> **Task**: Please retype the data in full and exactly; the pictures are not part of the copy.
** start of Input records **
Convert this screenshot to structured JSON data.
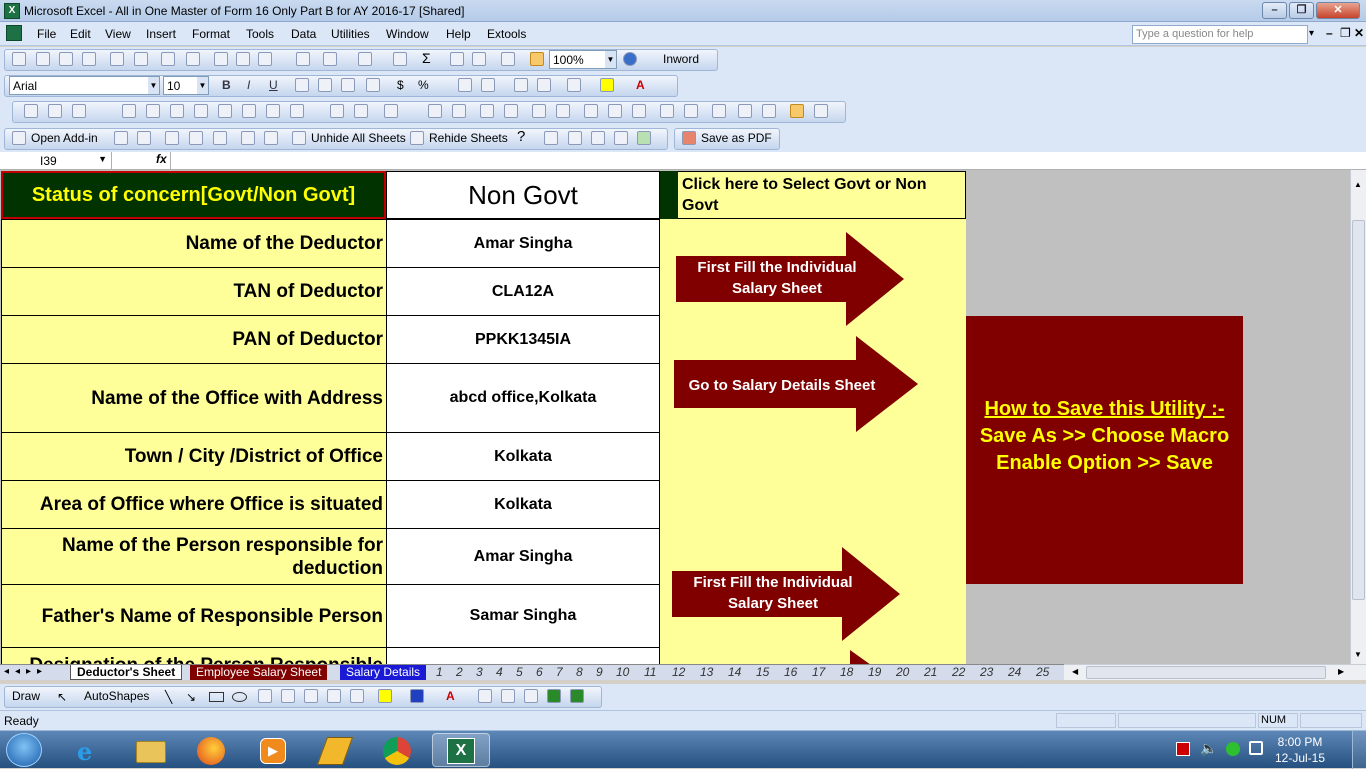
{
  "window": {
    "title": "Microsoft Excel - All in One Master of Form 16 Only Part  B for AY 2016-17  [Shared]",
    "app_icon_text": "X"
  },
  "menu": [
    "File",
    "Edit",
    "View",
    "Insert",
    "Format",
    "Tools",
    "Data",
    "Utilities",
    "Window",
    "Help",
    "Extools"
  ],
  "help_box": {
    "placeholder": "Type a question for help"
  },
  "toolbar": {
    "zoom": "100%",
    "inword": "Inword",
    "font_name": "Arial",
    "font_size": "10",
    "bold": "B",
    "italic": "I",
    "underline": "U",
    "currency": "$",
    "percent": "%",
    "open_addin": "Open Add-in",
    "unhide_all": "Unhide All Sheets",
    "rehide": "Rehide Sheets",
    "save_pdf": "Save as PDF"
  },
  "formula_bar": {
    "name_box": "I39",
    "fx": "fx",
    "content": ""
  },
  "sheet": {
    "header_label": "Status of concern[Govt/Non Govt]",
    "header_value": "Non Govt",
    "select_note": "Click here to Select Govt or Non Govt",
    "rows": [
      {
        "label": "Name of the Deductor",
        "value": "Amar Singha"
      },
      {
        "label": "TAN of Deductor",
        "value": "CLA12A"
      },
      {
        "label": "PAN of Deductor",
        "value": "PPKK1345IA"
      },
      {
        "label": "Name of the Office with Address",
        "value": "abcd office,Kolkata"
      },
      {
        "label": "Town / City /District of Office",
        "value": "Kolkata"
      },
      {
        "label": "Area of Office where Office is situated",
        "value": "Kolkata"
      },
      {
        "label": "Name of the Person responsible for deduction",
        "value": "Amar Singha"
      },
      {
        "label": "Father's Name of Responsible Person",
        "value": "Samar Singha"
      },
      {
        "label": "Designation of the Person Responsible",
        "value": ""
      }
    ],
    "arrows": [
      {
        "text": "First Fill the Individual Salary Sheet"
      },
      {
        "text": "Go to Salary Details Sheet"
      },
      {
        "text": "First Fill the Individual Salary Sheet"
      }
    ],
    "save_info": {
      "title": "How to Save this Utility :- ",
      "body": "Save As  >> Choose Macro Enable Option >> Save"
    }
  },
  "tabs": {
    "named": [
      "Deductor's Sheet",
      "Employee Salary Sheet",
      "Salary Details"
    ],
    "numbered": [
      "1",
      "2",
      "3",
      "4",
      "5",
      "6",
      "7",
      "8",
      "9",
      "10",
      "11",
      "12",
      "13",
      "14",
      "15",
      "16",
      "17",
      "18",
      "19",
      "20",
      "21",
      "22",
      "23",
      "24",
      "25"
    ]
  },
  "draw_toolbar": {
    "draw": "Draw",
    "autoshapes": "AutoShapes"
  },
  "status": {
    "left": "Ready",
    "num": "NUM"
  },
  "clock": {
    "time": "8:00 PM",
    "date": "12-Jul-15"
  },
  "colors": {
    "label_bg": "#ffff99",
    "header_bg": "#003300",
    "header_text": "#ffff00",
    "arrow": "#800000",
    "save_text": "#ffff00"
  }
}
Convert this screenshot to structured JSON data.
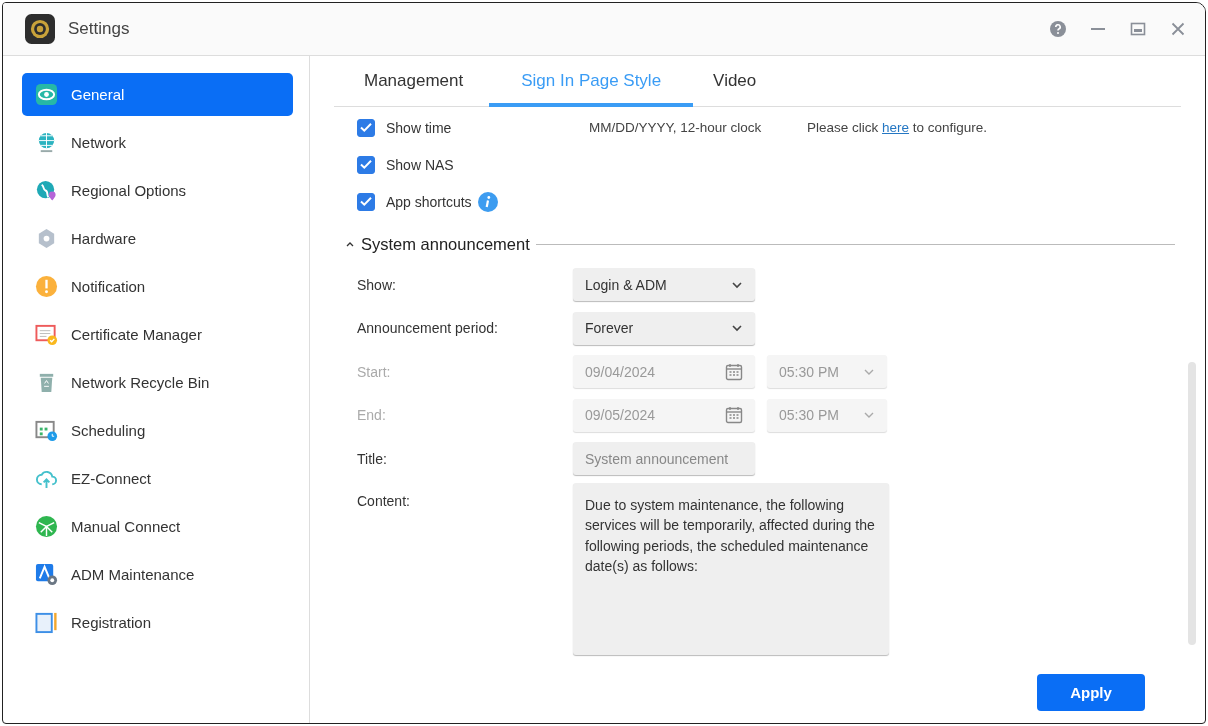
{
  "window": {
    "title": "Settings"
  },
  "sidebar": {
    "items": [
      {
        "label": "General",
        "kind": "general",
        "selected": true
      },
      {
        "label": "Network",
        "kind": "globe",
        "selected": false
      },
      {
        "label": "Regional Options",
        "kind": "region",
        "selected": false
      },
      {
        "label": "Hardware",
        "kind": "hardware",
        "selected": false
      },
      {
        "label": "Notification",
        "kind": "alert",
        "selected": false
      },
      {
        "label": "Certificate Manager",
        "kind": "certificate",
        "selected": false
      },
      {
        "label": "Network Recycle Bin",
        "kind": "bin",
        "selected": false
      },
      {
        "label": "Scheduling",
        "kind": "calendar",
        "selected": false
      },
      {
        "label": "EZ-Connect",
        "kind": "cloud",
        "selected": false
      },
      {
        "label": "Manual Connect",
        "kind": "network",
        "selected": false
      },
      {
        "label": "ADM Maintenance",
        "kind": "maintenance",
        "selected": false
      },
      {
        "label": "Registration",
        "kind": "registration",
        "selected": false
      }
    ]
  },
  "tabs": [
    {
      "label": "Management",
      "selected": false
    },
    {
      "label": "Sign In Page Style",
      "selected": true
    },
    {
      "label": "Video",
      "selected": false
    }
  ],
  "options": [
    {
      "label": "Show time",
      "checked": true,
      "format": "MM/DD/YYYY, 12-hour clock",
      "note": {
        "before": "Please click",
        "link": "here",
        "after": "to configure."
      }
    },
    {
      "label": "Show NAS",
      "checked": true
    },
    {
      "label": "App shortcuts",
      "checked": true,
      "info": true
    }
  ],
  "section": {
    "title": "System announcement",
    "expanded": true,
    "fields": [
      {
        "kind": "select",
        "label": "Show:",
        "value": "Login & ADM",
        "disabled": false
      },
      {
        "kind": "select",
        "label": "Announcement period:",
        "value": "Forever",
        "disabled": false
      },
      {
        "kind": "datetime",
        "label": "Start:",
        "date": "09/04/2024",
        "time": "05:30 PM",
        "disabled": true
      },
      {
        "kind": "datetime",
        "label": "End:",
        "date": "09/05/2024",
        "time": "05:30 PM",
        "disabled": true
      },
      {
        "kind": "text",
        "label": "Title:",
        "placeholder": "System announcement",
        "disabled": false
      },
      {
        "kind": "textarea",
        "label": "Content:",
        "value": "Due to system maintenance, the following services will be temporarily, affected during the following periods, the scheduled maintenance date(s) as follows:",
        "disabled": false
      }
    ]
  },
  "apply_button": "Apply"
}
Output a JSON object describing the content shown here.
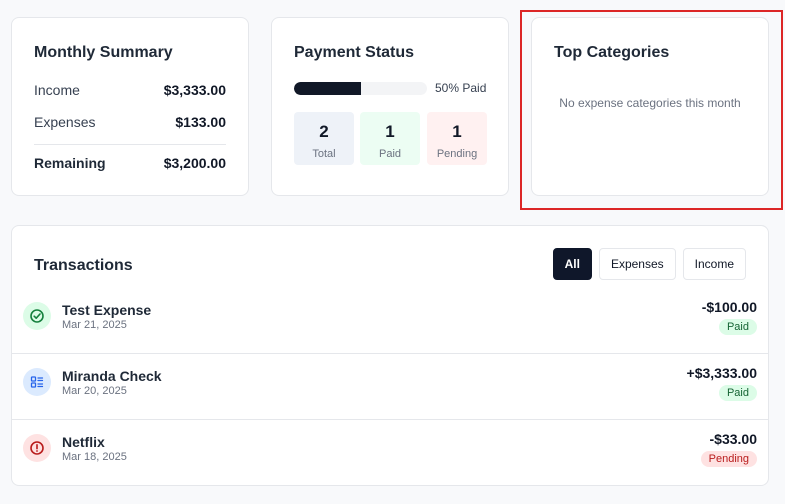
{
  "summary": {
    "title": "Monthly Summary",
    "income_label": "Income",
    "income_value": "$3,333.00",
    "expenses_label": "Expenses",
    "expenses_value": "$133.00",
    "remaining_label": "Remaining",
    "remaining_value": "$3,200.00"
  },
  "payment": {
    "title": "Payment Status",
    "paid_fraction": 0.5,
    "paid_text": "50% Paid",
    "total_count": "2",
    "total_label": "Total",
    "paid_count": "1",
    "paid_label": "Paid",
    "pending_count": "1",
    "pending_label": "Pending"
  },
  "categories": {
    "title": "Top Categories",
    "empty_text": "No expense categories this month"
  },
  "transactions": {
    "title": "Transactions",
    "filters": [
      "All",
      "Expenses",
      "Income"
    ],
    "items": [
      {
        "name": "Test Expense",
        "date": "Mar 21, 2025",
        "amount": "-$100.00",
        "status": "Paid",
        "icon": "check-circle-icon",
        "icon_color": "#15803d",
        "icon_bg": "#dcfce7"
      },
      {
        "name": "Miranda Check",
        "date": "Mar 20, 2025",
        "amount": "+$3,333.00",
        "status": "Paid",
        "icon": "list-icon",
        "icon_color": "#2563eb",
        "icon_bg": "#dbeafe"
      },
      {
        "name": "Netflix",
        "date": "Mar 18, 2025",
        "amount": "-$33.00",
        "status": "Pending",
        "icon": "alert-circle-icon",
        "icon_color": "#b91c1c",
        "icon_bg": "#fee2e2"
      }
    ]
  }
}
** end of Input records **
> **Exercise solution**:
Convert this screenshot to structured JSON data.
{
  "window": {
    "title": "Microsoft Excel - All in One Master of Form 16 Only Part  B for AY 2016-17  [Shared]",
    "app_icon_text": "X"
  },
  "menu": [
    "File",
    "Edit",
    "View",
    "Insert",
    "Format",
    "Tools",
    "Data",
    "Utilities",
    "Window",
    "Help",
    "Extools"
  ],
  "help_box": {
    "placeholder": "Type a question for help"
  },
  "toolbar": {
    "zoom": "100%",
    "inword": "Inword",
    "font_name": "Arial",
    "font_size": "10",
    "bold": "B",
    "italic": "I",
    "underline": "U",
    "currency": "$",
    "percent": "%",
    "open_addin": "Open Add-in",
    "unhide_all": "Unhide All Sheets",
    "rehide": "Rehide Sheets",
    "save_pdf": "Save as PDF"
  },
  "formula_bar": {
    "name_box": "I39",
    "fx": "fx",
    "content": ""
  },
  "sheet": {
    "header_label": "Status of concern[Govt/Non Govt]",
    "header_value": "Non Govt",
    "select_note": "Click here to Select Govt or Non Govt",
    "rows": [
      {
        "label": "Name of the Deductor",
        "value": "Amar Singha"
      },
      {
        "label": "TAN of Deductor",
        "value": "CLA12A"
      },
      {
        "label": "PAN of Deductor",
        "value": "PPKK1345IA"
      },
      {
        "label": "Name of the Office with Address",
        "value": "abcd office,Kolkata"
      },
      {
        "label": "Town / City /District of Office",
        "value": "Kolkata"
      },
      {
        "label": "Area of Office where Office is situated",
        "value": "Kolkata"
      },
      {
        "label": "Name of the Person responsible for deduction",
        "value": "Amar Singha"
      },
      {
        "label": "Father's Name of Responsible Person",
        "value": "Samar Singha"
      },
      {
        "label": "Designation of the Person Responsible",
        "value": ""
      }
    ],
    "arrows": [
      {
        "text": "First Fill the Individual Salary Sheet"
      },
      {
        "text": "Go to Salary Details Sheet"
      },
      {
        "text": "First Fill the Individual Salary Sheet"
      }
    ],
    "save_info": {
      "title": "How to Save this Utility :- ",
      "body": "Save As  >> Choose Macro Enable Option >> Save"
    }
  },
  "tabs": {
    "named": [
      "Deductor's Sheet",
      "Employee Salary Sheet",
      "Salary Details"
    ],
    "numbered": [
      "1",
      "2",
      "3",
      "4",
      "5",
      "6",
      "7",
      "8",
      "9",
      "10",
      "11",
      "12",
      "13",
      "14",
      "15",
      "16",
      "17",
      "18",
      "19",
      "20",
      "21",
      "22",
      "23",
      "24",
      "25"
    ]
  },
  "draw_toolbar": {
    "draw": "Draw",
    "autoshapes": "AutoShapes"
  },
  "status": {
    "left": "Ready",
    "num": "NUM"
  },
  "clock": {
    "time": "8:00 PM",
    "date": "12-Jul-15"
  },
  "colors": {
    "label_bg": "#ffff99",
    "header_bg": "#003300",
    "header_text": "#ffff00",
    "arrow": "#800000",
    "save_text": "#ffff00"
  }
}
Convert this screenshot to structured JSON data.
{
  "window": {
    "title": "Settings"
  },
  "sidebar": {
    "items": [
      {
        "label": "General",
        "kind": "general",
        "selected": true
      },
      {
        "label": "Network",
        "kind": "globe",
        "selected": false
      },
      {
        "label": "Regional Options",
        "kind": "region",
        "selected": false
      },
      {
        "label": "Hardware",
        "kind": "hardware",
        "selected": false
      },
      {
        "label": "Notification",
        "kind": "alert",
        "selected": false
      },
      {
        "label": "Certificate Manager",
        "kind": "certificate",
        "selected": false
      },
      {
        "label": "Network Recycle Bin",
        "kind": "bin",
        "selected": false
      },
      {
        "label": "Scheduling",
        "kind": "calendar",
        "selected": false
      },
      {
        "label": "EZ-Connect",
        "kind": "cloud",
        "selected": false
      },
      {
        "label": "Manual Connect",
        "kind": "network",
        "selected": false
      },
      {
        "label": "ADM Maintenance",
        "kind": "maintenance",
        "selected": false
      },
      {
        "label": "Registration",
        "kind": "registration",
        "selected": false
      }
    ]
  },
  "tabs": [
    {
      "label": "Management",
      "selected": false
    },
    {
      "label": "Sign In Page Style",
      "selected": true
    },
    {
      "label": "Video",
      "selected": false
    }
  ],
  "options": [
    {
      "label": "Show time",
      "checked": true,
      "format": "MM/DD/YYYY, 12-hour clock",
      "note": {
        "before": "Please click",
        "link": "here",
        "after": "to configure."
      }
    },
    {
      "label": "Show NAS",
      "checked": true
    },
    {
      "label": "App shortcuts",
      "checked": true,
      "info": true
    }
  ],
  "section": {
    "title": "System announcement",
    "expanded": true,
    "fields": [
      {
        "kind": "select",
        "label": "Show:",
        "value": "Login & ADM",
        "disabled": false
      },
      {
        "kind": "select",
        "label": "Announcement period:",
        "value": "Forever",
        "disabled": false
      },
      {
        "kind": "datetime",
        "label": "Start:",
        "date": "09/04/2024",
        "time": "05:30 PM",
        "disabled": true
      },
      {
        "kind": "datetime",
        "label": "End:",
        "date": "09/05/2024",
        "time": "05:30 PM",
        "disabled": true
      },
      {
        "kind": "text",
        "label": "Title:",
        "placeholder": "System announcement",
        "disabled": false
      },
      {
        "kind": "textarea",
        "label": "Content:",
        "value": "Due to system maintenance, the following services will be temporarily, affected during the following periods, the scheduled maintenance date(s) as follows:",
        "disabled": false
      }
    ]
  },
  "apply_button": "Apply"
}
Output a JSON object describing the content shown here.
{
  "summary": {
    "title": "Monthly Summary",
    "income_label": "Income",
    "income_value": "$3,333.00",
    "expenses_label": "Expenses",
    "expenses_value": "$133.00",
    "remaining_label": "Remaining",
    "remaining_value": "$3,200.00"
  },
  "payment": {
    "title": "Payment Status",
    "paid_fraction": 0.5,
    "paid_text": "50% Paid",
    "total_count": "2",
    "total_label": "Total",
    "paid_count": "1",
    "paid_label": "Paid",
    "pending_count": "1",
    "pending_label": "Pending"
  },
  "categories": {
    "title": "Top Categories",
    "empty_text": "No expense categories this month"
  },
  "transactions": {
    "title": "Transactions",
    "filters": [
      "All",
      "Expenses",
      "Income"
    ],
    "items": [
      {
        "name": "Test Expense",
        "date": "Mar 21, 2025",
        "amount": "-$100.00",
        "status": "Paid",
        "icon": "check-circle-icon",
        "icon_color": "#15803d",
        "icon_bg": "#dcfce7"
      },
      {
        "name": "Miranda Check",
        "date": "Mar 20, 2025",
        "amount": "+$3,333.00",
        "status": "Paid",
        "icon": "list-icon",
        "icon_color": "#2563eb",
        "icon_bg": "#dbeafe"
      },
      {
        "name": "Netflix",
        "date": "Mar 18, 2025",
        "amount": "-$33.00",
        "status": "Pending",
        "icon": "alert-circle-icon",
        "icon_color": "#b91c1c",
        "icon_bg": "#fee2e2"
      }
    ]
  }
}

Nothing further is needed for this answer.